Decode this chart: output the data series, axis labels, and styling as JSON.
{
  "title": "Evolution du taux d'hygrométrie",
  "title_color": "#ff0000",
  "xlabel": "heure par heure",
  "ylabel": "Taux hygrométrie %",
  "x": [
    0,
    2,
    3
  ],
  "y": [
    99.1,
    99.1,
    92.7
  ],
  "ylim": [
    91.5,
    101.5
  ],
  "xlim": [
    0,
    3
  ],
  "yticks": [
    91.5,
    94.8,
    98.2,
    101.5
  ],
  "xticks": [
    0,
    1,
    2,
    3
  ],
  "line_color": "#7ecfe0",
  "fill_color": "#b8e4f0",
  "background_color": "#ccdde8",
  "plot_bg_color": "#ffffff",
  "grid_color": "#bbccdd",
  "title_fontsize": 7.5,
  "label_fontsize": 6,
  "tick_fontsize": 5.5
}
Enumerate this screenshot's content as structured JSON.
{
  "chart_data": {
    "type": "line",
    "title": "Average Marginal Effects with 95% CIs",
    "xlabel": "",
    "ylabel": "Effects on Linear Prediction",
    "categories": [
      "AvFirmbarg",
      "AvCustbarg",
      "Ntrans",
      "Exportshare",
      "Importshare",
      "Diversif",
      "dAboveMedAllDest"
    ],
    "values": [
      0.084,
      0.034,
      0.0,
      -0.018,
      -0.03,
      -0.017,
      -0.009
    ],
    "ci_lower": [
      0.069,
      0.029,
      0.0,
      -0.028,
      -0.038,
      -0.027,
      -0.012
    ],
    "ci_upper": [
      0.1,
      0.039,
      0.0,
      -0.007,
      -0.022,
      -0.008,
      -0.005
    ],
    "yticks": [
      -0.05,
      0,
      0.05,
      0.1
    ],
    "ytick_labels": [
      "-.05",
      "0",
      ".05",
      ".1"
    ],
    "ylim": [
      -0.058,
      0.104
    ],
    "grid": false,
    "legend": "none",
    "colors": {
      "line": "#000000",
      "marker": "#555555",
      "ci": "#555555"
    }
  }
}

+++

Would you reproduce the material above in full, exactly as given?

Decode this chart: output the data series, axis labels, and styling as JSON.
{
  "title": "Evolution du taux d'hygrométrie",
  "title_color": "#ff0000",
  "xlabel": "heure par heure",
  "ylabel": "Taux hygrométrie %",
  "x": [
    0,
    2,
    3
  ],
  "y": [
    99.1,
    99.1,
    92.7
  ],
  "ylim": [
    91.5,
    101.5
  ],
  "xlim": [
    0,
    3
  ],
  "yticks": [
    91.5,
    94.8,
    98.2,
    101.5
  ],
  "xticks": [
    0,
    1,
    2,
    3
  ],
  "line_color": "#7ecfe0",
  "fill_color": "#b8e4f0",
  "background_color": "#ccdde8",
  "plot_bg_color": "#ffffff",
  "grid_color": "#bbccdd",
  "title_fontsize": 7.5,
  "label_fontsize": 6,
  "tick_fontsize": 5.5
}
Enumerate this screenshot's content as structured JSON.
{
  "chart_data": {
    "type": "line",
    "title": "Average Marginal Effects with 95% CIs",
    "xlabel": "",
    "ylabel": "Effects on Linear Prediction",
    "categories": [
      "AvFirmbarg",
      "AvCustbarg",
      "Ntrans",
      "Exportshare",
      "Importshare",
      "Diversif",
      "dAboveMedAllDest"
    ],
    "values": [
      0.084,
      0.034,
      0.0,
      -0.018,
      -0.03,
      -0.017,
      -0.009
    ],
    "ci_lower": [
      0.069,
      0.029,
      0.0,
      -0.028,
      -0.038,
      -0.027,
      -0.012
    ],
    "ci_upper": [
      0.1,
      0.039,
      0.0,
      -0.007,
      -0.022,
      -0.008,
      -0.005
    ],
    "yticks": [
      -0.05,
      0,
      0.05,
      0.1
    ],
    "ytick_labels": [
      "-.05",
      "0",
      ".05",
      ".1"
    ],
    "ylim": [
      -0.058,
      0.104
    ],
    "grid": false,
    "legend": "none",
    "colors": {
      "line": "#000000",
      "marker": "#555555",
      "ci": "#555555"
    }
  }
}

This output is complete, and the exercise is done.